Short task
Which lines in the material below contain the word "onOpenChange"? Copy each of them.
[start]
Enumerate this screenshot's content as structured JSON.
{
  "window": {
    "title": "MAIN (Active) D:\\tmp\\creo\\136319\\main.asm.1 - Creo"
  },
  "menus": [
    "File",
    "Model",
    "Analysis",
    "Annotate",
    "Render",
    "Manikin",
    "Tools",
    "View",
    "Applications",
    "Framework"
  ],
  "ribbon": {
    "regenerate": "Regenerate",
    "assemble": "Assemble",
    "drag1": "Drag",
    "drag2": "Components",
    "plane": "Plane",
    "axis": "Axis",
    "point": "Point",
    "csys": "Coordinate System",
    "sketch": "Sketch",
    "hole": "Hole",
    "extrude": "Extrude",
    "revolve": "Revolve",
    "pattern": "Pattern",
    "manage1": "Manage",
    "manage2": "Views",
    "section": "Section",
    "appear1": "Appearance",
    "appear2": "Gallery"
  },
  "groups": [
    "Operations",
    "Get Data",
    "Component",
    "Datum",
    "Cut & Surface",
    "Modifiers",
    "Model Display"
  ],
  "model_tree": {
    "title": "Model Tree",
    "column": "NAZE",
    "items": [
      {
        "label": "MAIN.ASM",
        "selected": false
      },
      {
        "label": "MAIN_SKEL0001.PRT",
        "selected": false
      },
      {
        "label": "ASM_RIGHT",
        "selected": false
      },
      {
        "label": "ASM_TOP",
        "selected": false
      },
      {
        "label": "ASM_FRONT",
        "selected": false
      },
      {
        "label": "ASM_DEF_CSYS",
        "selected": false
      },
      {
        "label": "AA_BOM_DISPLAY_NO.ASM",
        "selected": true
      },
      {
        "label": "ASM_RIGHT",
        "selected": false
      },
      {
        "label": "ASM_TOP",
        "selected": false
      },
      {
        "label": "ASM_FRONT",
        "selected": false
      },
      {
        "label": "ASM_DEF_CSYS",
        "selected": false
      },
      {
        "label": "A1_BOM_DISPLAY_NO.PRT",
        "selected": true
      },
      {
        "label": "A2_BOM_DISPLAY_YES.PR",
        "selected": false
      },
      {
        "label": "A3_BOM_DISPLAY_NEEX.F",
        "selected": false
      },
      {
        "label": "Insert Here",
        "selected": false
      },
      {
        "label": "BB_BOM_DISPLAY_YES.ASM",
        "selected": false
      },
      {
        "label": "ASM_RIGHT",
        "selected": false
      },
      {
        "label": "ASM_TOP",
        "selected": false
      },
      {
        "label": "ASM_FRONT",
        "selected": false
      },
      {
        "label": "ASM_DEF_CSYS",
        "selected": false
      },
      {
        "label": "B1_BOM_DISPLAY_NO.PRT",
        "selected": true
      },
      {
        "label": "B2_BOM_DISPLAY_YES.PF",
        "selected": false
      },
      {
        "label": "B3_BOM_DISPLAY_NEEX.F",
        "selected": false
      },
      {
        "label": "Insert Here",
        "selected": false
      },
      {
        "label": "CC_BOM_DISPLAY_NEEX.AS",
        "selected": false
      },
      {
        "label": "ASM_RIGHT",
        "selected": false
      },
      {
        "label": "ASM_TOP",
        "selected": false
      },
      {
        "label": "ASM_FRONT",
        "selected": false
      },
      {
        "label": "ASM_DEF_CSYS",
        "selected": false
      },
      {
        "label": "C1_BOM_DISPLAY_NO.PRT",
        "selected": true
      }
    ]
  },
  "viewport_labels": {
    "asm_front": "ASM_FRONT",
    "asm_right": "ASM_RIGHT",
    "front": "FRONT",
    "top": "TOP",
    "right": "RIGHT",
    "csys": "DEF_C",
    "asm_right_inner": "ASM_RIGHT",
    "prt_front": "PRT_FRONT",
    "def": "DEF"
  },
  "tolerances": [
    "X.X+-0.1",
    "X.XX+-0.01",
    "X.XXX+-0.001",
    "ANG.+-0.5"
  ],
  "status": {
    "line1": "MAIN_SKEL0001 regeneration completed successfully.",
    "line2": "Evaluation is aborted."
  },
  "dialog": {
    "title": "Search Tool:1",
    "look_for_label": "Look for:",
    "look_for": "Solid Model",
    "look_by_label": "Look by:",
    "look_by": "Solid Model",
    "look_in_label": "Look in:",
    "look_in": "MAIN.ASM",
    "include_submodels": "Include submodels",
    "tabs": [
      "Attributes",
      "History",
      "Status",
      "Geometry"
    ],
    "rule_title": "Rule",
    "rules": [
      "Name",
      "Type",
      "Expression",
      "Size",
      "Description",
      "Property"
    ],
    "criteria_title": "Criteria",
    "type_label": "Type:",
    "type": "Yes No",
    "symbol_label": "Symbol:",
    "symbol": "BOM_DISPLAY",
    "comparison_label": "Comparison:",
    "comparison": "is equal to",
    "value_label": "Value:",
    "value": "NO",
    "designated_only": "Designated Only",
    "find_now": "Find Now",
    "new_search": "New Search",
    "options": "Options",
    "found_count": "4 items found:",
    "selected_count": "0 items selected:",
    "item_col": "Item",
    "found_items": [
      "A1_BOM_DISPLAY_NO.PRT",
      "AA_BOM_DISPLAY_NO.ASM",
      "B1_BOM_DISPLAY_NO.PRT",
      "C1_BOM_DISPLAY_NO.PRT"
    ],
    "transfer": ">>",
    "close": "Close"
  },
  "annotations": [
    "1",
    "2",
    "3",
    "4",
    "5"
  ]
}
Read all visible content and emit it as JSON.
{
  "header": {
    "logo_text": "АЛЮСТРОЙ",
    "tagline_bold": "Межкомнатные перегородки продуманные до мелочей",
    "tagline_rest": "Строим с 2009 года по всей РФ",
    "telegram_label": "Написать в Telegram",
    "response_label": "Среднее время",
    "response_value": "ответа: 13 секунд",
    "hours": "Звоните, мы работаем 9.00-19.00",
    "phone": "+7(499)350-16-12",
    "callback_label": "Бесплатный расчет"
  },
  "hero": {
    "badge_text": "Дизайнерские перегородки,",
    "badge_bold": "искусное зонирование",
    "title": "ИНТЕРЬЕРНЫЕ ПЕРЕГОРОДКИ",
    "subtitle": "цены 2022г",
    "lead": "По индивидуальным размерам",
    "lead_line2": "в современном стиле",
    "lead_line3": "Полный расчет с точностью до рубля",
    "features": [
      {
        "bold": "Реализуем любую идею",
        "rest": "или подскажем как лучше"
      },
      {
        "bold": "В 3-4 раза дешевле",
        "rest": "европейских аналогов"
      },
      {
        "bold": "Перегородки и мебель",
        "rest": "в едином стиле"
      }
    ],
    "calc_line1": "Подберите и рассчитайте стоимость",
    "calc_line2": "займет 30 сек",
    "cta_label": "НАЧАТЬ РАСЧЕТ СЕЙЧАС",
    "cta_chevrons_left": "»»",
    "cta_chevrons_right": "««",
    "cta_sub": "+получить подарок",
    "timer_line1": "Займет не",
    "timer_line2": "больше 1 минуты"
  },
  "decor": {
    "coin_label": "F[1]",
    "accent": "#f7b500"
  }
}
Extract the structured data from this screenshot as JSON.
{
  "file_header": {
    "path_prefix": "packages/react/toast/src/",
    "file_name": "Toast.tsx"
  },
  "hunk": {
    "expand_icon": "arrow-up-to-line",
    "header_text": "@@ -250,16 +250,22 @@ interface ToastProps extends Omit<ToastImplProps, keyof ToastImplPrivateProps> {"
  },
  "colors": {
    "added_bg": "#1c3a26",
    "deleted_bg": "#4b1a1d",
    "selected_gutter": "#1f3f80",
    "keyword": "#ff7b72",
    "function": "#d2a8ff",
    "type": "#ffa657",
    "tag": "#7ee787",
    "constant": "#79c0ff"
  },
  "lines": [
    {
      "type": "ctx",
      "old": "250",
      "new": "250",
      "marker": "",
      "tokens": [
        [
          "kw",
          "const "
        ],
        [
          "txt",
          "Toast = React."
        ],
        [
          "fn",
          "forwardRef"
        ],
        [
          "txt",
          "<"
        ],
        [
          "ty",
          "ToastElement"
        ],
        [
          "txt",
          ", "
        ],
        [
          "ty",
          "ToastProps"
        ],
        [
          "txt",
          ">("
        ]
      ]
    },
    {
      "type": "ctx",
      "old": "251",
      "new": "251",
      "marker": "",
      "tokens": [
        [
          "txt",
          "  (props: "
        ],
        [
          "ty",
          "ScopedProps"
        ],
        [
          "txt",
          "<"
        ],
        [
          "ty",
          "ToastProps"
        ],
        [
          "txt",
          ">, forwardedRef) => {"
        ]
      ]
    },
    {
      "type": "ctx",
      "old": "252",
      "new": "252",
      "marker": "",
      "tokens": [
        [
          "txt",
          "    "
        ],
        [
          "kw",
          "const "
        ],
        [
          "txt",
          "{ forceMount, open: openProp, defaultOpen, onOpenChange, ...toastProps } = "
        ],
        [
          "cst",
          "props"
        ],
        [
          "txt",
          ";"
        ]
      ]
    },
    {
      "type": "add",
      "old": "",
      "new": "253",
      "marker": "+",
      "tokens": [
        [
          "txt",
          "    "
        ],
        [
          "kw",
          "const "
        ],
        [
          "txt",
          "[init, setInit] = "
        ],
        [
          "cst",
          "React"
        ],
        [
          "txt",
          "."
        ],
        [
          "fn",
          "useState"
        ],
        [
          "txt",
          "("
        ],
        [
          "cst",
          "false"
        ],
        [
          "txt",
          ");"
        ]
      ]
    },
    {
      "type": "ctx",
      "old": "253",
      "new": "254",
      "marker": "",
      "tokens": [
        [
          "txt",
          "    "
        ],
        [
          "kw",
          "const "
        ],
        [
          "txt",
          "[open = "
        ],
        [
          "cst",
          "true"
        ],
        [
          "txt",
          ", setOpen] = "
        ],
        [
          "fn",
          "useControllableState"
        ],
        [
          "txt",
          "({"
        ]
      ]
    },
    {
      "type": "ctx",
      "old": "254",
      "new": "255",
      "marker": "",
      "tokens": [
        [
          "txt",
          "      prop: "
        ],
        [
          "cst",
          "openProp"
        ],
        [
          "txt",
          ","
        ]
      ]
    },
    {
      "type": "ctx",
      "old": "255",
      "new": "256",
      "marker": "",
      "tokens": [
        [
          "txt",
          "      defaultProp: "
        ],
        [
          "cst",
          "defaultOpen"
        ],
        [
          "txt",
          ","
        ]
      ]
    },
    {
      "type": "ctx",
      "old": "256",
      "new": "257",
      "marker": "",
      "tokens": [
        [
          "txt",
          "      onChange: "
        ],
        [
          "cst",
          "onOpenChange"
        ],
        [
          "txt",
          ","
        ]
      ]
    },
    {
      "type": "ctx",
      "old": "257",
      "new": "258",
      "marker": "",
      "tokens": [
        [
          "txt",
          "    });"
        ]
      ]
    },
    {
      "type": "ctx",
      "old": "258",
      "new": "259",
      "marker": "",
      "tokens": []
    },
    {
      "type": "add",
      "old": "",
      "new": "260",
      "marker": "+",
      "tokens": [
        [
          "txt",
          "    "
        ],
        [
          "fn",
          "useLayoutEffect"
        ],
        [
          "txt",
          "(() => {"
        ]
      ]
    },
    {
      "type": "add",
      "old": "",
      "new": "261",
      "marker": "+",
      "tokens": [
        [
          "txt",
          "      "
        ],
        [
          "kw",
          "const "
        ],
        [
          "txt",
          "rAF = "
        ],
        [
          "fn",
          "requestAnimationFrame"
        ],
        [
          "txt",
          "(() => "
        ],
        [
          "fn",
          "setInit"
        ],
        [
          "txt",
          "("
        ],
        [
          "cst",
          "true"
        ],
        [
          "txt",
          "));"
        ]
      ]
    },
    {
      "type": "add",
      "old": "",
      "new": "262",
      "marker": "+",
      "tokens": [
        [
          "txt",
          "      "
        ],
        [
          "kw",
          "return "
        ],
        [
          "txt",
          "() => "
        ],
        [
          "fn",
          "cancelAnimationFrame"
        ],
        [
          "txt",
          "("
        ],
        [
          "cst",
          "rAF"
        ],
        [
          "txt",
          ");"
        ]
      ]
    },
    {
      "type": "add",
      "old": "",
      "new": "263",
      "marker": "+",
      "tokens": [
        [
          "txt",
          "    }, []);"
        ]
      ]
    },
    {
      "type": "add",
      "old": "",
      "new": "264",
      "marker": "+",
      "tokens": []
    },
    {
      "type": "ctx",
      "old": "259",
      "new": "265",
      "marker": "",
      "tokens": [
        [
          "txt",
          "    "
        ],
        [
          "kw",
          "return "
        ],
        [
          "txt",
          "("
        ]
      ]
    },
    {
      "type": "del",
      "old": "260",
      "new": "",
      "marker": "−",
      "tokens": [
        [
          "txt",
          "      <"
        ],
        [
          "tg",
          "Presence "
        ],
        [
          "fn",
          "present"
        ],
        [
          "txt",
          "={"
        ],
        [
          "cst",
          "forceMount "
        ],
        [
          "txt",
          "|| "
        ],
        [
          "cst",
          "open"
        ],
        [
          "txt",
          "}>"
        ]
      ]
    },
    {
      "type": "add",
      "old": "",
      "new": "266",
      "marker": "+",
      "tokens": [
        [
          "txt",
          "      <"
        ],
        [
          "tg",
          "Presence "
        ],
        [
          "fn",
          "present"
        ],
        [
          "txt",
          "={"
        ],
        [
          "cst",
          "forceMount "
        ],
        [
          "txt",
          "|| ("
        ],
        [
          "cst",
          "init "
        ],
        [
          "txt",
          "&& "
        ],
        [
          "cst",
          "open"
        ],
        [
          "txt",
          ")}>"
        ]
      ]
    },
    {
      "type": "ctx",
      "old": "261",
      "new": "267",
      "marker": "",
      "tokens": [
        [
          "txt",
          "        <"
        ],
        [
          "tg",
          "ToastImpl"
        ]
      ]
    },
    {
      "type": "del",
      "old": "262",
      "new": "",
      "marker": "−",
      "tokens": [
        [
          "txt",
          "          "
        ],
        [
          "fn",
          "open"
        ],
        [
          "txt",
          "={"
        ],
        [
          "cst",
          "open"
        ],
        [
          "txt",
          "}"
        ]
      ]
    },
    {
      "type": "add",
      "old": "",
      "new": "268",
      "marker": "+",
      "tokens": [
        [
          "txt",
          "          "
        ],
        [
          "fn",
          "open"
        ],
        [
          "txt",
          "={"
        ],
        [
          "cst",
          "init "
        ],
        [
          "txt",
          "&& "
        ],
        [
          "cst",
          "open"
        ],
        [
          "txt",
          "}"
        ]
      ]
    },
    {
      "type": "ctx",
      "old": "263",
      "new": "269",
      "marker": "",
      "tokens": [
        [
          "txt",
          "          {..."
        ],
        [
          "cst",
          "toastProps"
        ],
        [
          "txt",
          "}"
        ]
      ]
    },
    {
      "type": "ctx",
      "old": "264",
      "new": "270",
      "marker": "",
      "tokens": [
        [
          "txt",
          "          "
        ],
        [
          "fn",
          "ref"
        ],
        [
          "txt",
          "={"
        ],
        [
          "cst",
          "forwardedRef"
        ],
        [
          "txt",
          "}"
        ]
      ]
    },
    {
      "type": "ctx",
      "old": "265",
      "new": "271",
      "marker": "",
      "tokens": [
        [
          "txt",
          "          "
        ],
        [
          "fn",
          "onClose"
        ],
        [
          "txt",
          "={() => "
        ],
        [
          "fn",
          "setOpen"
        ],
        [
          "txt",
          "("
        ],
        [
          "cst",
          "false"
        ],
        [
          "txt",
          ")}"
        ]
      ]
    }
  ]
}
[end]
Full response
          "{ forceMount, open: openProp, defaultOpen, onOpenChange, ...toastProps } = "
          "onOpenChange"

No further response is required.